Requirements:
Extract the lines that hold the string "Convert".
─── Records for the exercise
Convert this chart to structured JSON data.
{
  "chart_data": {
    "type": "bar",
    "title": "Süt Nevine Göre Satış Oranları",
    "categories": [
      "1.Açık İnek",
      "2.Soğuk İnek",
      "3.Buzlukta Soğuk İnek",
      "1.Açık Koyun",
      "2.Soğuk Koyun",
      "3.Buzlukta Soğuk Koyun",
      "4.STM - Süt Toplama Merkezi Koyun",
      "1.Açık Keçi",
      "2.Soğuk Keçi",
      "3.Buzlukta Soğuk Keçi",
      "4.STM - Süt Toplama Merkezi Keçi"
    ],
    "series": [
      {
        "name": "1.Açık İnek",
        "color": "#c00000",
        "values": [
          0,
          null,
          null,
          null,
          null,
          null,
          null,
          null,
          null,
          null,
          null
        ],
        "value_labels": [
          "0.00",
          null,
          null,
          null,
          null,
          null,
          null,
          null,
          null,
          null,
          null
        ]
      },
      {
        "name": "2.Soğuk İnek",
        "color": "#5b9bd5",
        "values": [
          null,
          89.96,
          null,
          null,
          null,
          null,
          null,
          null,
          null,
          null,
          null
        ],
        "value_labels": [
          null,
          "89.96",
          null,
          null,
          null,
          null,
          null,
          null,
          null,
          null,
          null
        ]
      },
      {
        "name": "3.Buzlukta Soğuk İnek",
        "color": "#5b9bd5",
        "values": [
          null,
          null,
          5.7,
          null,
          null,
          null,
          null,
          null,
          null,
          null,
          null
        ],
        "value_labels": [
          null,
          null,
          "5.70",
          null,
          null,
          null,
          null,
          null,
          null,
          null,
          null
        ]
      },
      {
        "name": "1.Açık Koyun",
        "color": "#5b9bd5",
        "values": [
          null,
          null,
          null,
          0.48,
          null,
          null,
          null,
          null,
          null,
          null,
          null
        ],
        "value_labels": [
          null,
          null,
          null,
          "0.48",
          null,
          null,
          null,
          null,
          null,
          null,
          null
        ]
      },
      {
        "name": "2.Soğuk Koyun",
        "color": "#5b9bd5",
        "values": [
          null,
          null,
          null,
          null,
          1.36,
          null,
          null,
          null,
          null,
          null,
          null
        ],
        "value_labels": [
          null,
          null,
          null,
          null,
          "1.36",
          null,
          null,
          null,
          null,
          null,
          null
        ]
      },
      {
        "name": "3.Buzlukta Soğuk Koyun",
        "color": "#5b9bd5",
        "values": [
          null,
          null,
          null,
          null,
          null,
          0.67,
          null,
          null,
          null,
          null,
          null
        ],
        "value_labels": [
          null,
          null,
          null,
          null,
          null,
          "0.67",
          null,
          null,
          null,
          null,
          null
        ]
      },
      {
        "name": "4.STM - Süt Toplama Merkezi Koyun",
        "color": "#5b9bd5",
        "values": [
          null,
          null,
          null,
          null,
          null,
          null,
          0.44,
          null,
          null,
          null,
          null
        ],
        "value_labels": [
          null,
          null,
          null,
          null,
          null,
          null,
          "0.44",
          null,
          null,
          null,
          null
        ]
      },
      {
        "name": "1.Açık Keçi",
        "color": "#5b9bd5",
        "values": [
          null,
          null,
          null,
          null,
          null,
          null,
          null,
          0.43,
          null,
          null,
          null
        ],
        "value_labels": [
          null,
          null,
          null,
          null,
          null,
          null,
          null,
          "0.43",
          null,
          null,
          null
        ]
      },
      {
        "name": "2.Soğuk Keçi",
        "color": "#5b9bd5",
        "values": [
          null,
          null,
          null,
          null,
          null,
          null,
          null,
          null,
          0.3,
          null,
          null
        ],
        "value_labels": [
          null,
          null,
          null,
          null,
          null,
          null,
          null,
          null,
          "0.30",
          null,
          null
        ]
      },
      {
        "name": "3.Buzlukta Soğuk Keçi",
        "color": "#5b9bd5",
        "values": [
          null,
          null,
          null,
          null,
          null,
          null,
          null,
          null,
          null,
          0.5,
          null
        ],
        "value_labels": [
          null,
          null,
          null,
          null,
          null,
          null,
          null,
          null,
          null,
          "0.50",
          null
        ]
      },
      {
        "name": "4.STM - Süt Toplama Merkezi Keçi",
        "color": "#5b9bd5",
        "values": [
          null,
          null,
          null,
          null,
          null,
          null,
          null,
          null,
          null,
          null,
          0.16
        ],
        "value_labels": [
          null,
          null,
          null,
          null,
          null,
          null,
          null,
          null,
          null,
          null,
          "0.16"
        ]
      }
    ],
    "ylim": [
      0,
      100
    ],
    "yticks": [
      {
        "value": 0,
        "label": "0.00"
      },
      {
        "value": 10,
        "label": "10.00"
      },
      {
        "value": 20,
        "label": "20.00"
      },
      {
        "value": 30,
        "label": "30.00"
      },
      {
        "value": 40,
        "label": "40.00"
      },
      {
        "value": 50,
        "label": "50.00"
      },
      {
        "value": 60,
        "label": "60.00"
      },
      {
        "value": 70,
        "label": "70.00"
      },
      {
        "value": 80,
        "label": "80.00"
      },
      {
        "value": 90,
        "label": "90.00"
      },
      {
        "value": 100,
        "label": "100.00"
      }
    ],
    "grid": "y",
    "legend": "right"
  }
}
──────
─── Records for the exercise
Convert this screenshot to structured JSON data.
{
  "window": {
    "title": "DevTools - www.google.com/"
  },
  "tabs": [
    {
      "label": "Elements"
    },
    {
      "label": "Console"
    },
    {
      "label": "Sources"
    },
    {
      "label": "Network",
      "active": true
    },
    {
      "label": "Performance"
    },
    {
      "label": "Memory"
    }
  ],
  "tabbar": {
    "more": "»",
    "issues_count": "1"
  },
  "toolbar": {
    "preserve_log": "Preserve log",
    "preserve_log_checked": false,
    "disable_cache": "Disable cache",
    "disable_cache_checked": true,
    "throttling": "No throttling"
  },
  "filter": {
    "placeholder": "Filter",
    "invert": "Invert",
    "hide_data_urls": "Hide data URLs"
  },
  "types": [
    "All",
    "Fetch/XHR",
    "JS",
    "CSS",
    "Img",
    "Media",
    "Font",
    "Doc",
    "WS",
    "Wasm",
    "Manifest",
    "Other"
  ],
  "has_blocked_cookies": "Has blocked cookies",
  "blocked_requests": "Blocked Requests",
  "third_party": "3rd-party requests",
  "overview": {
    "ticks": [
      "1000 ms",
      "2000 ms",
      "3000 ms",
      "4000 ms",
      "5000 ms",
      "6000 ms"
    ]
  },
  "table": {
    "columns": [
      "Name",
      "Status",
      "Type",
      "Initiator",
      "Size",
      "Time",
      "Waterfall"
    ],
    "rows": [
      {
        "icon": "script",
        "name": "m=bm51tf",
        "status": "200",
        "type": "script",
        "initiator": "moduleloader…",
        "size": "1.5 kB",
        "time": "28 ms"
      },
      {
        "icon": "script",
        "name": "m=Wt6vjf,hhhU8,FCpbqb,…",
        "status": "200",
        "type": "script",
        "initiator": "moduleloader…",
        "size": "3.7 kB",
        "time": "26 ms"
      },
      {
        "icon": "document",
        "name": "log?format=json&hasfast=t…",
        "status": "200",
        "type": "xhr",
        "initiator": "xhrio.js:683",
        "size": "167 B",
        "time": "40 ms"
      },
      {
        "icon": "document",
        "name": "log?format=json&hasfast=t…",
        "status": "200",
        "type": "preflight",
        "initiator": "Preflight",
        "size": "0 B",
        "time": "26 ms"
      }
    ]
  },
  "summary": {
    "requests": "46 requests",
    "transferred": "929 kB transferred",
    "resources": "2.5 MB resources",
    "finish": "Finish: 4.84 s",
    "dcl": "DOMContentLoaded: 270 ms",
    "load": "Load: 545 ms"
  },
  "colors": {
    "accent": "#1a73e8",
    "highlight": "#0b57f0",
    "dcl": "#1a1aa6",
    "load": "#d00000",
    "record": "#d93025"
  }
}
──────
Output:
Convert this chart to structured JSON data.
Convert this screenshot to structured JSON data.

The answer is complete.